# start of GIVEN RECORDS
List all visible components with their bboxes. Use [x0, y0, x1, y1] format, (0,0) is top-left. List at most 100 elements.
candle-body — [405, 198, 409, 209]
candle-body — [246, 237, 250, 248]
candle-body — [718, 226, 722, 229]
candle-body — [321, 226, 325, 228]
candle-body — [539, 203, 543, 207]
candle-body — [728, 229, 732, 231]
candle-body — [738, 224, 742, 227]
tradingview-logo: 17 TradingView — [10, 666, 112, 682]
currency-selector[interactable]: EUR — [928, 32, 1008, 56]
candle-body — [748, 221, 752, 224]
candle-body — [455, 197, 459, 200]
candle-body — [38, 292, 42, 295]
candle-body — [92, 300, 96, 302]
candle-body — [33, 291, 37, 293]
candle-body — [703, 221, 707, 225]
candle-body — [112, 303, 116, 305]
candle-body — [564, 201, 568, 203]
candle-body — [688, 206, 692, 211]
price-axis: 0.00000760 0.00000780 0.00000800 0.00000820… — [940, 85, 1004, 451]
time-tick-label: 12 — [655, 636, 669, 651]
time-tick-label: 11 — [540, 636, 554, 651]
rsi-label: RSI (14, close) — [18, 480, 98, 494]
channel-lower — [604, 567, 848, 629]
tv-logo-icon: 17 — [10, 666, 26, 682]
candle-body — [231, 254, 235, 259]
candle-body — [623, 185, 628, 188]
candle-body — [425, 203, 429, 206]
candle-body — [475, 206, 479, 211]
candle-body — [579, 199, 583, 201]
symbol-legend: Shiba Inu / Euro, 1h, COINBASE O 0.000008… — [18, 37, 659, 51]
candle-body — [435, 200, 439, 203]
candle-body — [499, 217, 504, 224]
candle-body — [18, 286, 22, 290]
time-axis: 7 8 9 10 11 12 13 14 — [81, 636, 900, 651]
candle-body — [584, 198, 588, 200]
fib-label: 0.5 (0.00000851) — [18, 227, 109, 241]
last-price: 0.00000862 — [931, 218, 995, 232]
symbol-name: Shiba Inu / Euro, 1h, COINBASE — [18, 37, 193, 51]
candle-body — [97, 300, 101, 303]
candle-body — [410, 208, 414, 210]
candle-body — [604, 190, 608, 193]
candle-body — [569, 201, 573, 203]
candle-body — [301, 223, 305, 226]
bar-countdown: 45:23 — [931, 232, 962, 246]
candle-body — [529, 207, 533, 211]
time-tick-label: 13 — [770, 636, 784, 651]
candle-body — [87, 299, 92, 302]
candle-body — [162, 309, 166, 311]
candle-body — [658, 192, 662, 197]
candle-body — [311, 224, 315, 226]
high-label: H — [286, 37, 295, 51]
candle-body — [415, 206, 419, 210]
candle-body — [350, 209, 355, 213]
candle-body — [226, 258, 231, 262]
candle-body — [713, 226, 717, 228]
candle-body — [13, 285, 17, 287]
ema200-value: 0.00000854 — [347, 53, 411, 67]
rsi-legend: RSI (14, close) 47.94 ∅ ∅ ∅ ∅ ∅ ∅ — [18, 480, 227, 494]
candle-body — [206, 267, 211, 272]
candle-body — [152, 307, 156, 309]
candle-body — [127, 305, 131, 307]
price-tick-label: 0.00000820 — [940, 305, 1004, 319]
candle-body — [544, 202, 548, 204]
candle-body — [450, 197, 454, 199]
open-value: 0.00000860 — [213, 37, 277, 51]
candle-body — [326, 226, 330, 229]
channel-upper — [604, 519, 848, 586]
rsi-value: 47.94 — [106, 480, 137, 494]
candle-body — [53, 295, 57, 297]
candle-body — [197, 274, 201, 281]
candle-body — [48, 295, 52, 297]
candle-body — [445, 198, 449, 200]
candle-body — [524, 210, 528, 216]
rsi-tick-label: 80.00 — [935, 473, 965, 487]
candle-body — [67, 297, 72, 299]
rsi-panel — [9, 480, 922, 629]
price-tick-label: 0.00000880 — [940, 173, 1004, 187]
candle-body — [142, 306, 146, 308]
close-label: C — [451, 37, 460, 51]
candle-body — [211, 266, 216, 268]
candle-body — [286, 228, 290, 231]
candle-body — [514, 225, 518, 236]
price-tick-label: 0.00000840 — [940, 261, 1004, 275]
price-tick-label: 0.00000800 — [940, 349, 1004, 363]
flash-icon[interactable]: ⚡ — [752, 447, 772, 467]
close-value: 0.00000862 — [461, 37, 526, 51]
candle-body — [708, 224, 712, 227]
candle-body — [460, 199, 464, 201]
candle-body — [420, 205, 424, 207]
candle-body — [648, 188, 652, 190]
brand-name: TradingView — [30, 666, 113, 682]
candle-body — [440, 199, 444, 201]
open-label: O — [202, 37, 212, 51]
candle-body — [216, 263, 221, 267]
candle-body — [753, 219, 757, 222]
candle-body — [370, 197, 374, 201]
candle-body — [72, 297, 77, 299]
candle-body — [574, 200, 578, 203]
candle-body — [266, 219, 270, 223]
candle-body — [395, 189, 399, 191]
# end of GIVEN RECORDS
> **WORK INSTRUCTIONS**
Rewrite the listing above, changing every "candle-body" to "candlestick" and leaving everything else exactly the same.

> **SOLUTION TO THE PROBLEM**
List all visible components with their bboxes. Use [x0, y0, x1, y1] format, (0,0) is top-left. List at most 100 elements.
candlestick — [405, 198, 409, 209]
candlestick — [246, 237, 250, 248]
candlestick — [718, 226, 722, 229]
candlestick — [321, 226, 325, 228]
candlestick — [539, 203, 543, 207]
candlestick — [728, 229, 732, 231]
candlestick — [738, 224, 742, 227]
tradingview-logo: 17 TradingView — [10, 666, 112, 682]
currency-selector[interactable]: EUR — [928, 32, 1008, 56]
candlestick — [748, 221, 752, 224]
candlestick — [455, 197, 459, 200]
candlestick — [38, 292, 42, 295]
candlestick — [92, 300, 96, 302]
candlestick — [33, 291, 37, 293]
candlestick — [703, 221, 707, 225]
candlestick — [112, 303, 116, 305]
candlestick — [564, 201, 568, 203]
candlestick — [688, 206, 692, 211]
price-axis: 0.00000760 0.00000780 0.00000800 0.00000820… — [940, 85, 1004, 451]
time-tick-label: 12 — [655, 636, 669, 651]
time-tick-label: 11 — [540, 636, 554, 651]
rsi-label: RSI (14, close) — [18, 480, 98, 494]
channel-lower — [604, 567, 848, 629]
tv-logo-icon: 17 — [10, 666, 26, 682]
candlestick — [231, 254, 235, 259]
candlestick — [623, 185, 628, 188]
candlestick — [425, 203, 429, 206]
candlestick — [475, 206, 479, 211]
candlestick — [579, 199, 583, 201]
symbol-legend: Shiba Inu / Euro, 1h, COINBASE O 0.000008… — [18, 37, 659, 51]
candlestick — [435, 200, 439, 203]
candlestick — [499, 217, 504, 224]
candlestick — [18, 286, 22, 290]
time-axis: 7 8 9 10 11 12 13 14 — [81, 636, 900, 651]
candlestick — [584, 198, 588, 200]
fib-label: 0.5 (0.00000851) — [18, 227, 109, 241]
last-price: 0.00000862 — [931, 218, 995, 232]
symbol-name: Shiba Inu / Euro, 1h, COINBASE — [18, 37, 193, 51]
candlestick — [97, 300, 101, 303]
candlestick — [410, 208, 414, 210]
candlestick — [604, 190, 608, 193]
candlestick — [569, 201, 573, 203]
candlestick — [301, 223, 305, 226]
bar-countdown: 45:23 — [931, 232, 962, 246]
candlestick — [529, 207, 533, 211]
time-tick-label: 13 — [770, 636, 784, 651]
candlestick — [87, 299, 92, 302]
candlestick — [162, 309, 166, 311]
candlestick — [658, 192, 662, 197]
candlestick — [311, 224, 315, 226]
high-label: H — [286, 37, 295, 51]
candlestick — [415, 206, 419, 210]
candlestick — [350, 209, 355, 213]
candlestick — [226, 258, 231, 262]
candlestick — [713, 226, 717, 228]
candlestick — [13, 285, 17, 287]
ema200-value: 0.00000854 — [347, 53, 411, 67]
rsi-legend: RSI (14, close) 47.94 ∅ ∅ ∅ ∅ ∅ ∅ — [18, 480, 227, 494]
candlestick — [206, 267, 211, 272]
candlestick — [152, 307, 156, 309]
candlestick — [127, 305, 131, 307]
price-tick-label: 0.00000820 — [940, 305, 1004, 319]
candlestick — [544, 202, 548, 204]
candlestick — [450, 197, 454, 199]
open-value: 0.00000860 — [213, 37, 277, 51]
candlestick — [326, 226, 330, 229]
channel-upper — [604, 519, 848, 586]
rsi-value: 47.94 — [106, 480, 137, 494]
candlestick — [53, 295, 57, 297]
candlestick — [197, 274, 201, 281]
candlestick — [48, 295, 52, 297]
candlestick — [445, 198, 449, 200]
candlestick — [524, 210, 528, 216]
rsi-tick-label: 80.00 — [935, 473, 965, 487]
candlestick — [67, 297, 72, 299]
rsi-panel — [9, 480, 922, 629]
price-tick-label: 0.00000880 — [940, 173, 1004, 187]
candlestick — [142, 306, 146, 308]
close-label: C — [451, 37, 460, 51]
candlestick — [211, 266, 216, 268]
candlestick — [286, 228, 290, 231]
candlestick — [514, 225, 518, 236]
price-tick-label: 0.00000840 — [940, 261, 1004, 275]
price-tick-label: 0.00000800 — [940, 349, 1004, 363]
flash-icon[interactable]: ⚡ — [752, 447, 772, 467]
close-value: 0.00000862 — [461, 37, 526, 51]
candlestick — [708, 224, 712, 227]
candlestick — [460, 199, 464, 201]
candlestick — [420, 205, 424, 207]
candlestick — [648, 188, 652, 190]
brand-name: TradingView — [30, 666, 113, 682]
candlestick — [440, 199, 444, 201]
open-label: O — [202, 37, 212, 51]
candlestick — [216, 263, 221, 267]
candlestick — [753, 219, 757, 222]
candlestick — [370, 197, 374, 201]
candlestick — [72, 297, 77, 299]
candlestick — [574, 200, 578, 203]
candlestick — [266, 219, 270, 223]
candlestick — [395, 189, 399, 191]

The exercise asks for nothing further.